After that, an EVA (sealing member 4) sheet, a solar cell string 1, an EVA (sealing member 4) sheet, and a PET sheet (back surface side protection member 3) are sequentially laminated on a glass substrate (light-receiving surface side protection member 2). EVA is heated under a predetermined condition to be cured.

Advantageous Effects

As described above, when the wiring member 20 is connected to the back surface BS of the solar cell 10, the end portion of the wiring member 20 tends to protrude from the connection region R2. However, the formation width of the connecting wire group 41B according to the embodiment is formed so as to greatly expand from the connection region R2 as a distance from the adjacent solar cell 10 becomes longer. Accordingly, the wiring member 20 and the connecting wire group 41B can be securely connected. This results in prevention of a decrease in the connection strength, which may be caused by the wiring member 20 running of from the connection region R2.

Fifth Embodiment

Hereinafter, a fifth embodiment of the present invention is described by referring to the drawings. In the following description, points different from the first embodiment are mainly described. Specifically, in the fifth embodiment, the description is given of a case where a formation region of a connecting wire group on a light-receiving surface FS side overlaps with a formation region of a connecting wire group on a back surface BS side and a width of a connecting wire on the back surface BS side is wider than a width of a connecting wire on the light-receiving surface FS side.

(Configuration of Solar Cell)

The configuration of the solar cell 10 according to the fifth embodiment is described by referring to FIG. 22. FIG. 22(a) is a plan view of the solar cell 10 viewed from the light-receiving surface side. FIG. 22(b) is a plan view of the solar cell 10 viewed from the back surface side.

As shown in FIG. 22(a), a connecting wire group 45A is formed in a zigzag manner on the light-receiving surface FS. The connecting wire group 45A has the same configuration as that of the connecting wire group 35A according to the first embodiment. In the embodiment, the connecting wire group 45A forms a first connecting wire group.

On the other hand, as shown in FIG. 22(b), similar to the connecting wire group 45A, a connecting wire group 45B is formed in a zigzag manner on the back surface BS of a photoelectric conversion body 25 positioned on the opposite side of the light-receiving surface FS. In the embodiment, the connecting wire group 45B forms a second connecting wire group.

The connecting wire group 45B is formed in a position corresponding to the position of the connecting wire group 45A. In other words, the formation region of the connecting wire group 45B overlaps with the formation region of the connecting wire group 45A. Furthermore, a width of a connecting wire 452 (unillustrated in FIG. 22(b), and see FIG. 23) forming the connecting wire group 45B is wider than a width of a connecting wire 451 (unillustrated in FIG. 22(a), and see FIG. 23) forming the connecting wire group 45A.

In addition, a connection region R1 of the light-receiving surface FS and a connection region R2 of the back surface BS are the same as those of the above-described first embodiment.

**Job A**
In the solar cell text, how is connecting wire group 45A formed on the light-receiving surface FS?
**Job B**
Please quote the solar cell text from "Hereinafter, a fifth" to "of Solar Cell)".
The material isn't needed for anything here.

**Data segment**
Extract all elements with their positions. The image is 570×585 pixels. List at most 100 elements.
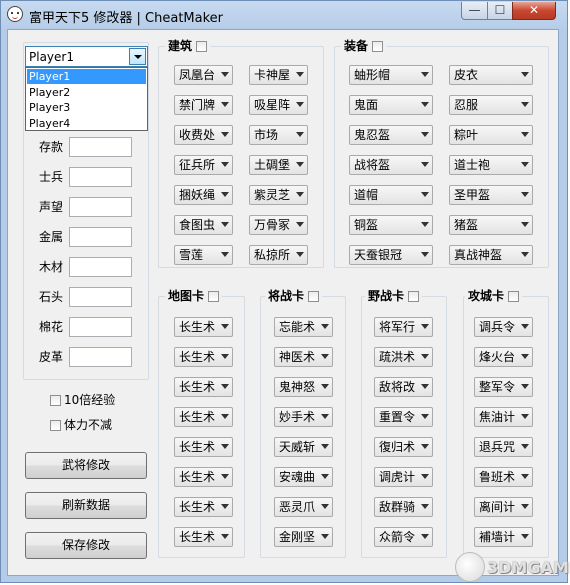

**Correct answer A**
In a zigzag manner.

**Correct answer B**
Hereinafter, a fifth embodiment of the present invention is described by referring to the drawings. In the following description, points different from the first embodiment are mainly described. Specifically, in the fifth embodiment, the description is given of a case where a formation region of a connecting wire group on a light-receiving surface FS side overlaps with a formation region of a connecting wire group on a back surface BS side and a width of a connecting wire on the back surface BS side is wider than a width of a connecting wire on the light-receiving surface FS side.

(Configuration of Solar Cell)